Saved data entries
• • • •

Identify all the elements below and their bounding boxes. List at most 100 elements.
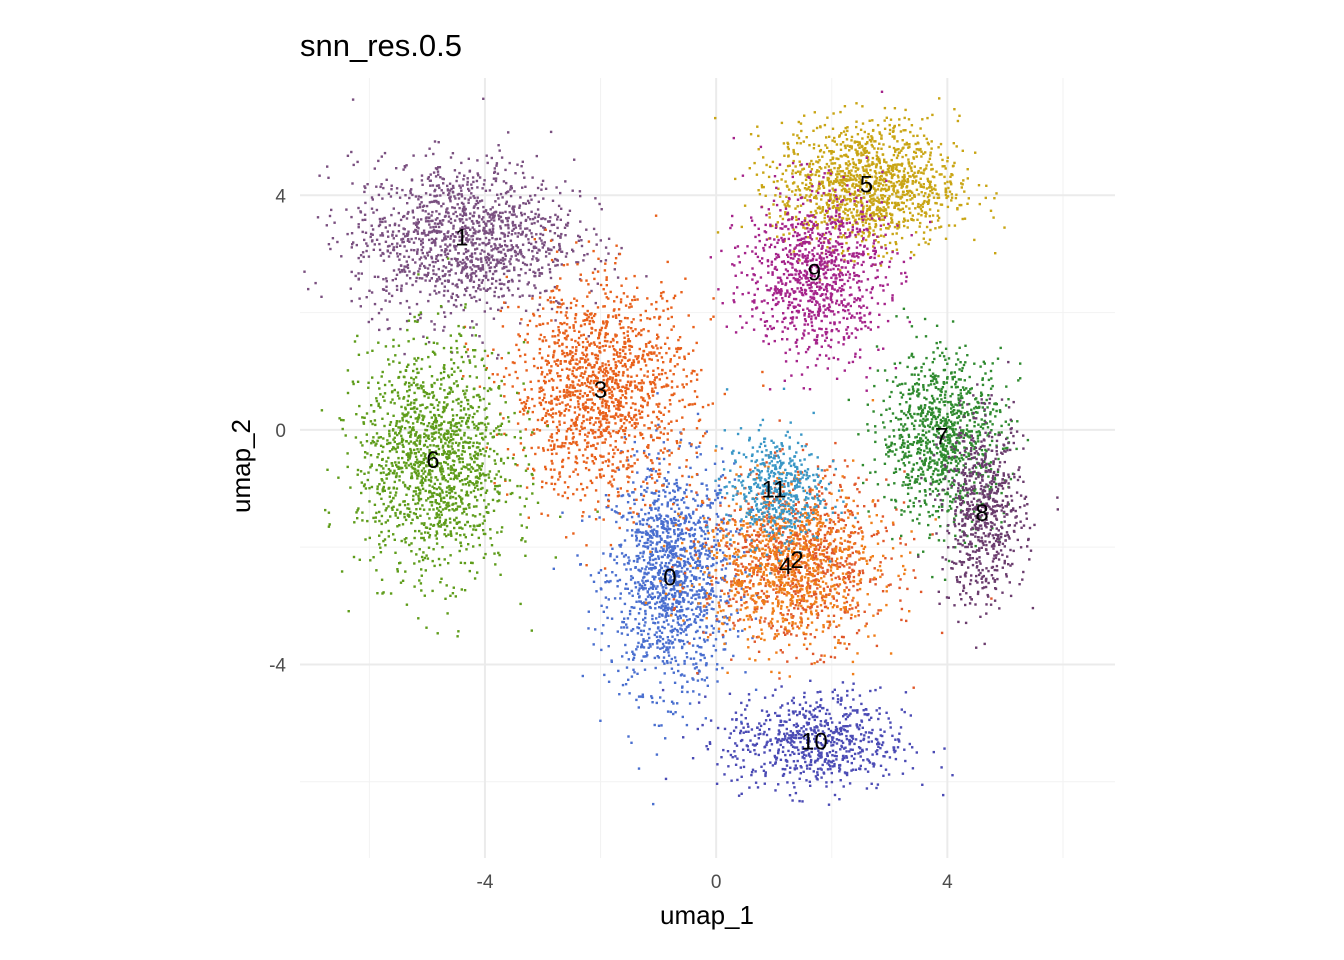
point bbox=[665, 641, 668, 644]
point bbox=[744, 540, 747, 543]
point bbox=[634, 531, 637, 534]
point bbox=[676, 617, 680, 621]
point bbox=[720, 589, 724, 592]
point bbox=[648, 427, 651, 430]
point bbox=[576, 363, 579, 366]
point bbox=[820, 596, 824, 599]
point bbox=[462, 235, 465, 238]
point bbox=[534, 274, 537, 278]
point bbox=[484, 230, 488, 233]
point bbox=[844, 611, 847, 614]
point bbox=[436, 170, 440, 173]
point bbox=[563, 355, 567, 358]
point bbox=[523, 401, 526, 404]
point bbox=[919, 590, 923, 594]
point bbox=[823, 533, 827, 537]
point bbox=[642, 618, 645, 621]
point bbox=[678, 399, 681, 403]
point bbox=[657, 626, 660, 629]
point bbox=[605, 418, 609, 421]
point bbox=[848, 643, 851, 646]
point bbox=[634, 413, 638, 417]
point bbox=[676, 572, 680, 575]
point bbox=[572, 250, 575, 253]
point bbox=[416, 225, 419, 229]
point bbox=[558, 423, 561, 426]
point bbox=[730, 580, 733, 583]
point bbox=[687, 506, 690, 510]
point bbox=[691, 566, 695, 570]
point bbox=[649, 567, 653, 570]
point bbox=[409, 312, 412, 315]
point bbox=[474, 290, 478, 293]
point bbox=[458, 263, 461, 267]
point bbox=[626, 617, 630, 620]
point bbox=[694, 566, 697, 570]
point bbox=[464, 288, 467, 291]
point bbox=[503, 395, 506, 398]
point bbox=[509, 194, 513, 198]
point bbox=[595, 417, 598, 420]
point bbox=[609, 480, 612, 483]
point bbox=[849, 534, 852, 537]
point bbox=[692, 534, 695, 538]
point bbox=[791, 562, 794, 566]
point bbox=[528, 319, 532, 323]
point bbox=[474, 270, 478, 273]
point bbox=[854, 482, 857, 485]
point bbox=[679, 486, 682, 490]
point bbox=[616, 404, 619, 407]
point bbox=[755, 538, 759, 541]
point bbox=[677, 447, 680, 450]
point bbox=[602, 474, 605, 477]
point bbox=[584, 448, 587, 451]
point bbox=[639, 551, 642, 555]
point bbox=[593, 456, 596, 459]
point bbox=[615, 555, 619, 558]
point bbox=[471, 255, 474, 259]
point bbox=[327, 243, 331, 246]
point bbox=[613, 268, 616, 271]
point bbox=[574, 420, 577, 423]
point bbox=[465, 274, 468, 278]
point bbox=[402, 227, 405, 230]
point bbox=[514, 370, 517, 374]
point bbox=[547, 361, 550, 364]
point bbox=[705, 605, 708, 609]
point bbox=[494, 244, 497, 247]
point bbox=[710, 607, 713, 610]
point bbox=[512, 227, 516, 231]
point bbox=[626, 501, 630, 504]
point bbox=[662, 548, 665, 551]
point bbox=[451, 233, 454, 236]
point bbox=[417, 270, 420, 273]
point bbox=[629, 511, 632, 514]
point bbox=[490, 282, 494, 285]
point bbox=[716, 528, 720, 531]
point bbox=[409, 189, 412, 193]
point bbox=[547, 220, 551, 223]
point bbox=[624, 389, 627, 393]
point bbox=[713, 462, 717, 465]
point bbox=[605, 415, 608, 418]
point bbox=[666, 593, 669, 596]
point bbox=[490, 249, 493, 252]
point bbox=[819, 528, 822, 532]
point bbox=[560, 263, 563, 266]
point bbox=[597, 500, 600, 503]
point bbox=[679, 532, 683, 536]
point bbox=[645, 476, 649, 479]
point bbox=[524, 235, 528, 238]
point bbox=[618, 352, 622, 355]
point bbox=[365, 242, 368, 245]
point bbox=[399, 302, 402, 305]
point bbox=[568, 475, 571, 478]
point bbox=[557, 301, 560, 304]
point bbox=[520, 253, 523, 256]
point bbox=[563, 360, 566, 363]
point bbox=[681, 645, 684, 649]
point bbox=[596, 357, 600, 360]
point bbox=[525, 263, 529, 267]
point bbox=[609, 554, 612, 558]
point bbox=[477, 214, 481, 218]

• • • •

## Stated problem
Copy out every line of the records above word for word, leaving out the pictures.

## Exercise solution
Identify all the elements below and their bounding boxes. List at most 100 elements.
point bbox=[665, 641, 668, 644]
point bbox=[744, 540, 747, 543]
point bbox=[634, 531, 637, 534]
point bbox=[676, 617, 680, 621]
point bbox=[720, 589, 724, 592]
point bbox=[648, 427, 651, 430]
point bbox=[576, 363, 579, 366]
point bbox=[820, 596, 824, 599]
point bbox=[462, 235, 465, 238]
point bbox=[534, 274, 537, 278]
point bbox=[484, 230, 488, 233]
point bbox=[844, 611, 847, 614]
point bbox=[436, 170, 440, 173]
point bbox=[563, 355, 567, 358]
point bbox=[523, 401, 526, 404]
point bbox=[919, 590, 923, 594]
point bbox=[823, 533, 827, 537]
point bbox=[642, 618, 645, 621]
point bbox=[678, 399, 681, 403]
point bbox=[657, 626, 660, 629]
point bbox=[605, 418, 609, 421]
point bbox=[848, 643, 851, 646]
point bbox=[634, 413, 638, 417]
point bbox=[676, 572, 680, 575]
point bbox=[572, 250, 575, 253]
point bbox=[416, 225, 419, 229]
point bbox=[558, 423, 561, 426]
point bbox=[730, 580, 733, 583]
point bbox=[687, 506, 690, 510]
point bbox=[691, 566, 695, 570]
point bbox=[649, 567, 653, 570]
point bbox=[409, 312, 412, 315]
point bbox=[474, 290, 478, 293]
point bbox=[458, 263, 461, 267]
point bbox=[626, 617, 630, 620]
point bbox=[694, 566, 697, 570]
point bbox=[464, 288, 467, 291]
point bbox=[503, 395, 506, 398]
point bbox=[509, 194, 513, 198]
point bbox=[595, 417, 598, 420]
point bbox=[609, 480, 612, 483]
point bbox=[849, 534, 852, 537]
point bbox=[692, 534, 695, 538]
point bbox=[791, 562, 794, 566]
point bbox=[528, 319, 532, 323]
point bbox=[474, 270, 478, 273]
point bbox=[854, 482, 857, 485]
point bbox=[679, 486, 682, 490]
point bbox=[616, 404, 619, 407]
point bbox=[755, 538, 759, 541]
point bbox=[677, 447, 680, 450]
point bbox=[602, 474, 605, 477]
point bbox=[584, 448, 587, 451]
point bbox=[639, 551, 642, 555]
point bbox=[593, 456, 596, 459]
point bbox=[615, 555, 619, 558]
point bbox=[471, 255, 474, 259]
point bbox=[327, 243, 331, 246]
point bbox=[613, 268, 616, 271]
point bbox=[574, 420, 577, 423]
point bbox=[465, 274, 468, 278]
point bbox=[402, 227, 405, 230]
point bbox=[514, 370, 517, 374]
point bbox=[547, 361, 550, 364]
point bbox=[705, 605, 708, 609]
point bbox=[494, 244, 497, 247]
point bbox=[710, 607, 713, 610]
point bbox=[512, 227, 516, 231]
point bbox=[626, 501, 630, 504]
point bbox=[662, 548, 665, 551]
point bbox=[451, 233, 454, 236]
point bbox=[417, 270, 420, 273]
point bbox=[629, 511, 632, 514]
point bbox=[490, 282, 494, 285]
point bbox=[716, 528, 720, 531]
point bbox=[409, 189, 412, 193]
point bbox=[547, 220, 551, 223]
point bbox=[624, 389, 627, 393]
point bbox=[713, 462, 717, 465]
point bbox=[605, 415, 608, 418]
point bbox=[666, 593, 669, 596]
point bbox=[490, 249, 493, 252]
point bbox=[819, 528, 822, 532]
point bbox=[560, 263, 563, 266]
point bbox=[597, 500, 600, 503]
point bbox=[679, 532, 683, 536]
point bbox=[645, 476, 649, 479]
point bbox=[524, 235, 528, 238]
point bbox=[618, 352, 622, 355]
point bbox=[365, 242, 368, 245]
point bbox=[399, 302, 402, 305]
point bbox=[568, 475, 571, 478]
point bbox=[557, 301, 560, 304]
point bbox=[520, 253, 523, 256]
point bbox=[563, 360, 566, 363]
point bbox=[681, 645, 684, 649]
point bbox=[596, 357, 600, 360]
point bbox=[525, 263, 529, 267]
point bbox=[609, 554, 612, 558]
point bbox=[477, 214, 481, 218]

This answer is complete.